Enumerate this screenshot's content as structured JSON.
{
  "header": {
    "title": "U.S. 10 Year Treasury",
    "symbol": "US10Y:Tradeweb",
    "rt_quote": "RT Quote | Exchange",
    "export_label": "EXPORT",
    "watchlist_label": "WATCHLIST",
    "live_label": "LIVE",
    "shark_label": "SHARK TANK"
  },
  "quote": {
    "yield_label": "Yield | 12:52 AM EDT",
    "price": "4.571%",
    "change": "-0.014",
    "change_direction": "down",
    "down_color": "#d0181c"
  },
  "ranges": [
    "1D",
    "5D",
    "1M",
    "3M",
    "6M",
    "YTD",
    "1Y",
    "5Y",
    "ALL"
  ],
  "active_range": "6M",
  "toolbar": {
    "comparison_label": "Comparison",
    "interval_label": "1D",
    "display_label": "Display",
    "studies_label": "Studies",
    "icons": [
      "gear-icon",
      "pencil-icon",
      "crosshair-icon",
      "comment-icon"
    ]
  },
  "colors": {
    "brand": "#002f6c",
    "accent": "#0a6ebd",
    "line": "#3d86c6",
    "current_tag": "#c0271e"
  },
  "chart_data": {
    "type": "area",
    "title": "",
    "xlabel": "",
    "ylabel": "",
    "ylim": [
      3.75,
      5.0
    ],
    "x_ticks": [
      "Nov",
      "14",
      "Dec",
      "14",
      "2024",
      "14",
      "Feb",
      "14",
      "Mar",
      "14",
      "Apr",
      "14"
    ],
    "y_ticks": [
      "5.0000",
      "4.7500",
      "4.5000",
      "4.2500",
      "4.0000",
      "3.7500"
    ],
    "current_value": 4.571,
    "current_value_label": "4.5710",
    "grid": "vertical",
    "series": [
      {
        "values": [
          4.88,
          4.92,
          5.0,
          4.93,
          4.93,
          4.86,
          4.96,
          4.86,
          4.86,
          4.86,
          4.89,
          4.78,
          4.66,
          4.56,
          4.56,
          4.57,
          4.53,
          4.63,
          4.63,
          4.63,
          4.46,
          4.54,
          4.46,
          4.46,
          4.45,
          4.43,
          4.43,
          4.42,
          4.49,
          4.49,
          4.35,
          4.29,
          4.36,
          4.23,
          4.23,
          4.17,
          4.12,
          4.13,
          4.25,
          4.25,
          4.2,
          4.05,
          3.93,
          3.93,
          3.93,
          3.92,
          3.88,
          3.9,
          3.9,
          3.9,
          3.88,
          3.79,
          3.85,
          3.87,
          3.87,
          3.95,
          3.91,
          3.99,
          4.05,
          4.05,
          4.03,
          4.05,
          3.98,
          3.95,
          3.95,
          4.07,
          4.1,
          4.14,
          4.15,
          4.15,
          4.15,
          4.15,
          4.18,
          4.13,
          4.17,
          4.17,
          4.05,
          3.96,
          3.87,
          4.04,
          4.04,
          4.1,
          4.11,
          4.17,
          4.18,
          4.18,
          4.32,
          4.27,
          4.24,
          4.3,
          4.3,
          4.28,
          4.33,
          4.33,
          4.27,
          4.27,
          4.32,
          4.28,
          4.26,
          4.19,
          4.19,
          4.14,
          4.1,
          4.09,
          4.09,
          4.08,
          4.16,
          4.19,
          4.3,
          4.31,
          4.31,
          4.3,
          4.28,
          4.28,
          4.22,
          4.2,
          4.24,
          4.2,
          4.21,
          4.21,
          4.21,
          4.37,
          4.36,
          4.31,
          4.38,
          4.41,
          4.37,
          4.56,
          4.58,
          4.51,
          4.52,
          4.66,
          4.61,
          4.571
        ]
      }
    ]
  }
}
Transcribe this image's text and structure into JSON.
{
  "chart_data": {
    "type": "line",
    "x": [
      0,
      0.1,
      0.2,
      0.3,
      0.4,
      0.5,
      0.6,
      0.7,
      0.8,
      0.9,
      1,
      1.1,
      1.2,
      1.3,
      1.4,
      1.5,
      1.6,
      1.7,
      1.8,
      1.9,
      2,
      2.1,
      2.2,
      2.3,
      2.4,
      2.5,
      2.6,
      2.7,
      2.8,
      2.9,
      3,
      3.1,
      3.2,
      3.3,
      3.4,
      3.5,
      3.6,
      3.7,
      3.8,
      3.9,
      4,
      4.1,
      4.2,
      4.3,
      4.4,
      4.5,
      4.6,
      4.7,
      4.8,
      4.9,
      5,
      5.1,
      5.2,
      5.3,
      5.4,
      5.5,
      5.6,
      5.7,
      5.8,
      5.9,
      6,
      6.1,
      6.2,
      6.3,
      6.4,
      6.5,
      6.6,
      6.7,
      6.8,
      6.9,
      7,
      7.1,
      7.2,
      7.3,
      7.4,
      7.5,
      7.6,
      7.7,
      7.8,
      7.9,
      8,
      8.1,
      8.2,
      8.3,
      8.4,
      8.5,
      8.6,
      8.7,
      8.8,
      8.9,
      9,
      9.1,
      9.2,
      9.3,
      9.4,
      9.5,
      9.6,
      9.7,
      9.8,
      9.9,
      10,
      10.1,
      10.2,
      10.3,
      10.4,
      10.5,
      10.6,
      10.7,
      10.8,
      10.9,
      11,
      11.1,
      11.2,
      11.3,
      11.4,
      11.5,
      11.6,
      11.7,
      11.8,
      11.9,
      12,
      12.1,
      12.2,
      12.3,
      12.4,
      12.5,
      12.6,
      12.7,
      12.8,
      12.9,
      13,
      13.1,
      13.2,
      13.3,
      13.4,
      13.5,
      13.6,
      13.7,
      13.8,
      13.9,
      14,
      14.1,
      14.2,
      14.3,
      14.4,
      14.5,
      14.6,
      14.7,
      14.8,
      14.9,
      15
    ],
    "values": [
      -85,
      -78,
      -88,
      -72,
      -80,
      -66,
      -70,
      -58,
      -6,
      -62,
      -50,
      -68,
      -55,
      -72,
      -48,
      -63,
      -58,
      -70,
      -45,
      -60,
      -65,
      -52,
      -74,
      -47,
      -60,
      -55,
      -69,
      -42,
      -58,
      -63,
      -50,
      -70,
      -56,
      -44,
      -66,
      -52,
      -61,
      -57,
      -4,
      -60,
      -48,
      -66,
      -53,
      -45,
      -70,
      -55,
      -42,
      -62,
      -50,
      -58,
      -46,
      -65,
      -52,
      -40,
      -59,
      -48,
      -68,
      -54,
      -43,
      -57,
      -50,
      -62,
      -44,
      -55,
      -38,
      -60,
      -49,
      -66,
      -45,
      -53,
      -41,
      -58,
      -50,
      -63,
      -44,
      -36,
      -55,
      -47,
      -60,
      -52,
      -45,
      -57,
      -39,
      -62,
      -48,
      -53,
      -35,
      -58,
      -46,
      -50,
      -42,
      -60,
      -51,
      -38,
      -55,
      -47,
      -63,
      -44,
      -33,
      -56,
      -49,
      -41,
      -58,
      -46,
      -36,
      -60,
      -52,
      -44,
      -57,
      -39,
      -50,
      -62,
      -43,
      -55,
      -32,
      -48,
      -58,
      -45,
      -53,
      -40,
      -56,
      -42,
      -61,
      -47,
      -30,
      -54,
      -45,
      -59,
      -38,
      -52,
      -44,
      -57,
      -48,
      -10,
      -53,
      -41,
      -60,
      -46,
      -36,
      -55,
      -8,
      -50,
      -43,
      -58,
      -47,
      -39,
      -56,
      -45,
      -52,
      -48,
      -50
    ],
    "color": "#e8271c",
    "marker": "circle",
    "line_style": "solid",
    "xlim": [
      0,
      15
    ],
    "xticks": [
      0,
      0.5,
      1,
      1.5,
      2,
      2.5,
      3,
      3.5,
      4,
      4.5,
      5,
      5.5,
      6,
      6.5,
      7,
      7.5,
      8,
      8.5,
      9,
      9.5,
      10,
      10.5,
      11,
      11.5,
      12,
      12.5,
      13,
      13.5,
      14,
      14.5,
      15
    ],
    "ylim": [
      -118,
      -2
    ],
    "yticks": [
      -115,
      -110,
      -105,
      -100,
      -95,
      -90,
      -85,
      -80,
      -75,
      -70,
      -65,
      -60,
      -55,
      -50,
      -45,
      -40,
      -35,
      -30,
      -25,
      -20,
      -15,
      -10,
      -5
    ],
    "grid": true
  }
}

◇ ◇ ◇ ◇

◆ WRITTEN REQUEST: Out of the preceding entries, pull every line containing the string "this".

◆ RESULT OF THE TASK:
Enumerate this screenshot's content as structured JSON.
Transcribe this image's text and structure into JSON.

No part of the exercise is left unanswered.